Stored entries
#####
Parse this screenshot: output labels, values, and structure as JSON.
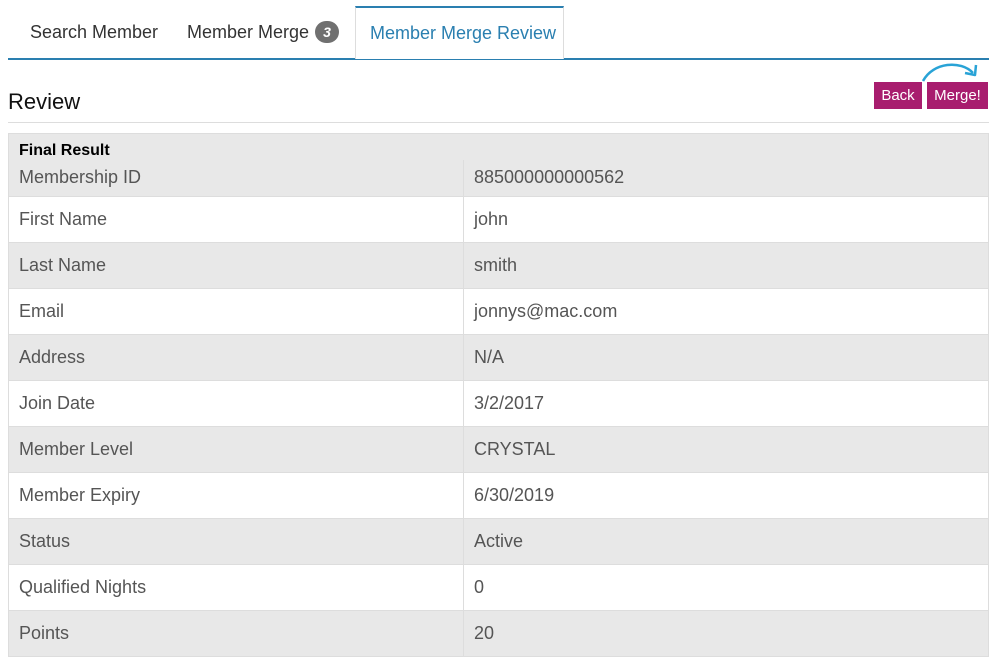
{
  "tabs": [
    {
      "label": "Search Member"
    },
    {
      "label": "Member Merge",
      "badge": "3"
    },
    {
      "label": "Member Merge Review"
    }
  ],
  "header": {
    "title": "Review",
    "back_label": "Back",
    "merge_label": "Merge!"
  },
  "colors": {
    "accent": "#2a7fb0",
    "button": "#a81d6e",
    "arrow": "#29a3d6"
  },
  "table": {
    "caption": "Final Result",
    "rows": [
      {
        "label": "Membership ID",
        "value": "885000000000562"
      },
      {
        "label": "First Name",
        "value": "john"
      },
      {
        "label": "Last Name",
        "value": "smith"
      },
      {
        "label": "Email",
        "value": "jonnys@mac.com"
      },
      {
        "label": "Address",
        "value": "N/A"
      },
      {
        "label": "Join Date",
        "value": "3/2/2017"
      },
      {
        "label": "Member Level",
        "value": "CRYSTAL"
      },
      {
        "label": "Member Expiry",
        "value": "6/30/2019"
      },
      {
        "label": "Status",
        "value": "Active"
      },
      {
        "label": "Qualified Nights",
        "value": "0"
      },
      {
        "label": "Points",
        "value": "20"
      }
    ]
  }
}
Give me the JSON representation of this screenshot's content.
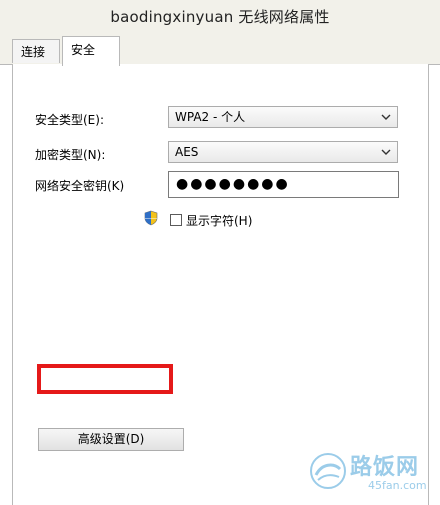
{
  "window": {
    "title": "baodingxinyuan 无线网络属性"
  },
  "tabs": [
    {
      "label": "连接",
      "active": false
    },
    {
      "label": "安全",
      "active": true
    }
  ],
  "form": {
    "security_type_label": "安全类型(E):",
    "security_type_value": "WPA2 - 个人",
    "encryption_type_label": "加密类型(N):",
    "encryption_type_value": "AES",
    "key_label": "网络安全密钥(K)",
    "key_value": "●●●●●●●●",
    "show_chars_label": "显示字符(H)",
    "show_chars_checked": false
  },
  "buttons": {
    "advanced_label": "高级设置(D)"
  },
  "watermark": {
    "text": "路饭网",
    "sub": "45fan.com"
  },
  "colors": {
    "highlight": "#e51919"
  },
  "icons": {
    "shield": "uac-shield-icon",
    "dropdown": "chevron-down-icon"
  }
}
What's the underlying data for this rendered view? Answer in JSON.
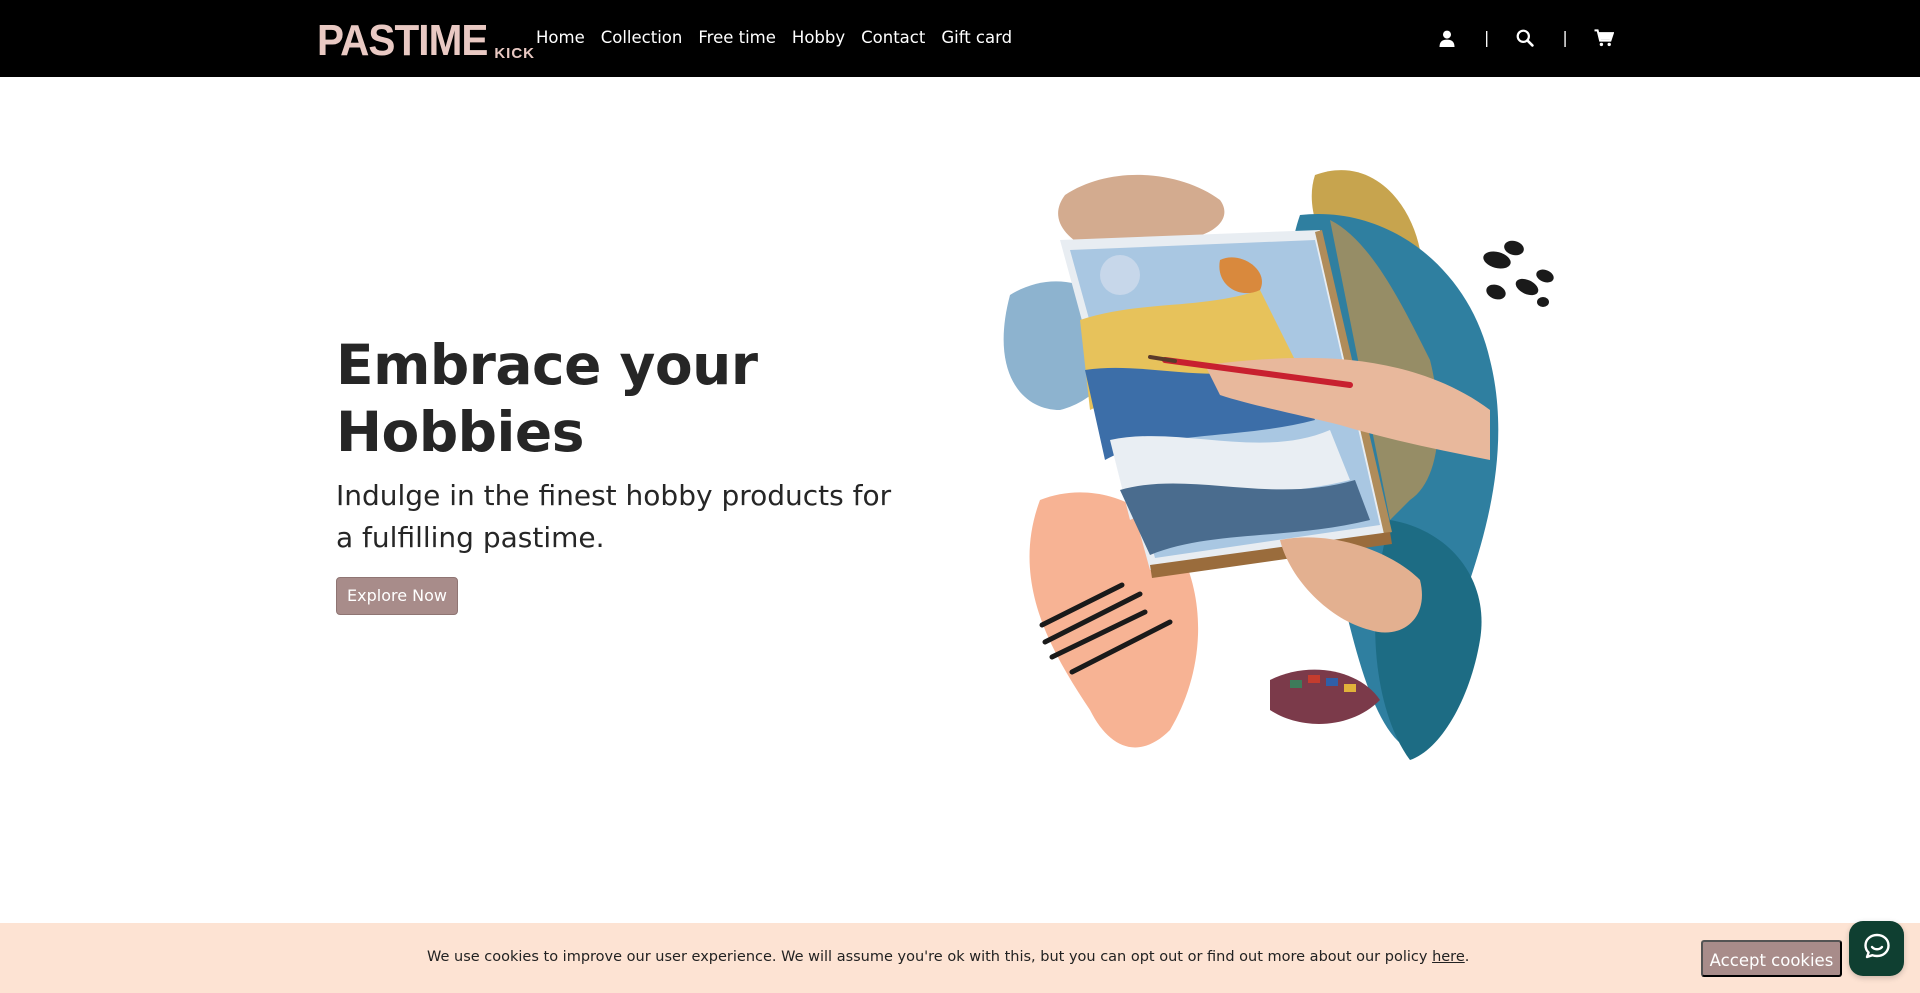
{
  "header": {
    "logo": {
      "main": "PASTIME",
      "sub": "KICK"
    },
    "nav": [
      {
        "label": "Home"
      },
      {
        "label": "Collection"
      },
      {
        "label": "Free time"
      },
      {
        "label": "Hobby"
      },
      {
        "label": "Contact"
      },
      {
        "label": "Gift card"
      }
    ],
    "separator": "|",
    "icons": [
      "user-icon",
      "search-icon",
      "cart-icon"
    ]
  },
  "hero": {
    "title": "Embrace your Hobbies",
    "subtitle": "Indulge in the finest hobby products for a fulfilling pastime.",
    "cta_label": "Explore Now",
    "image_subject": "hand painting a landscape on an easel canvas with paint brush strokes background"
  },
  "cookie": {
    "text": "We use cookies to improve our user experience. We will assume you're ok with this, but you can opt out or find out more about our policy ",
    "link_label": "here",
    "after_link": ".",
    "accept_label": "Accept cookies"
  },
  "chat_widget": {
    "icon": "chat-bubble-icon"
  },
  "colors": {
    "header_bg": "#000000",
    "logo": "#e9c9c3",
    "button": "#a88c8a",
    "cookie_bg": "#fde3d3",
    "chat_bg": "#0f3f31"
  }
}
#####
→ Task directions
Reproduce each line exactly, please, except for any pictures.

→ Output of the task
Parse this screenshot: output labels, values, and structure as JSON.
{
  "tabs": [
    {
      "label": "Search Member"
    },
    {
      "label": "Member Merge",
      "badge": "3"
    },
    {
      "label": "Member Merge Review"
    }
  ],
  "header": {
    "title": "Review",
    "back_label": "Back",
    "merge_label": "Merge!"
  },
  "colors": {
    "accent": "#2a7fb0",
    "button": "#a81d6e",
    "arrow": "#29a3d6"
  },
  "table": {
    "caption": "Final Result",
    "rows": [
      {
        "label": "Membership ID",
        "value": "885000000000562"
      },
      {
        "label": "First Name",
        "value": "john"
      },
      {
        "label": "Last Name",
        "value": "smith"
      },
      {
        "label": "Email",
        "value": "jonnys@mac.com"
      },
      {
        "label": "Address",
        "value": "N/A"
      },
      {
        "label": "Join Date",
        "value": "3/2/2017"
      },
      {
        "label": "Member Level",
        "value": "CRYSTAL"
      },
      {
        "label": "Member Expiry",
        "value": "6/30/2019"
      },
      {
        "label": "Status",
        "value": "Active"
      },
      {
        "label": "Qualified Nights",
        "value": "0"
      },
      {
        "label": "Points",
        "value": "20"
      }
    ]
  }
}
Give me the JSON representation of this screenshot's content.
{
  "window": {
    "title": "baodingxinyuan 无线网络属性"
  },
  "tabs": [
    {
      "label": "连接",
      "active": false
    },
    {
      "label": "安全",
      "active": true
    }
  ],
  "form": {
    "security_type_label": "安全类型(E):",
    "security_type_value": "WPA2 - 个人",
    "encryption_type_label": "加密类型(N):",
    "encryption_type_value": "AES",
    "key_label": "网络安全密钥(K)",
    "key_value": "●●●●●●●●",
    "show_chars_label": "显示字符(H)",
    "show_chars_checked": false
  },
  "buttons": {
    "advanced_label": "高级设置(D)"
  },
  "watermark": {
    "text": "路饭网",
    "sub": "45fan.com"
  },
  "colors": {
    "highlight": "#e51919"
  },
  "icons": {
    "shield": "uac-shield-icon",
    "dropdown": "chevron-down-icon"
  }
}
What's the underlying data for this rendered view? Answer in JSON.
{
  "header": {
    "logo": {
      "main": "PASTIME",
      "sub": "KICK"
    },
    "nav": [
      {
        "label": "Home"
      },
      {
        "label": "Collection"
      },
      {
        "label": "Free time"
      },
      {
        "label": "Hobby"
      },
      {
        "label": "Contact"
      },
      {
        "label": "Gift card"
      }
    ],
    "separator": "|",
    "icons": [
      "user-icon",
      "search-icon",
      "cart-icon"
    ]
  },
  "hero": {
    "title": "Embrace your Hobbies",
    "subtitle": "Indulge in the finest hobby products for a fulfilling pastime.",
    "cta_label": "Explore Now",
    "image_subject": "hand painting a landscape on an easel canvas with paint brush strokes background"
  },
  "cookie": {
    "text": "We use cookies to improve our user experience. We will assume you're ok with this, but you can opt out or find out more about our policy ",
    "link_label": "here",
    "after_link": ".",
    "accept_label": "Accept cookies"
  },
  "chat_widget": {
    "icon": "chat-bubble-icon"
  },
  "colors": {
    "header_bg": "#000000",
    "logo": "#e9c9c3",
    "button": "#a88c8a",
    "cookie_bg": "#fde3d3",
    "chat_bg": "#0f3f31"
  }
}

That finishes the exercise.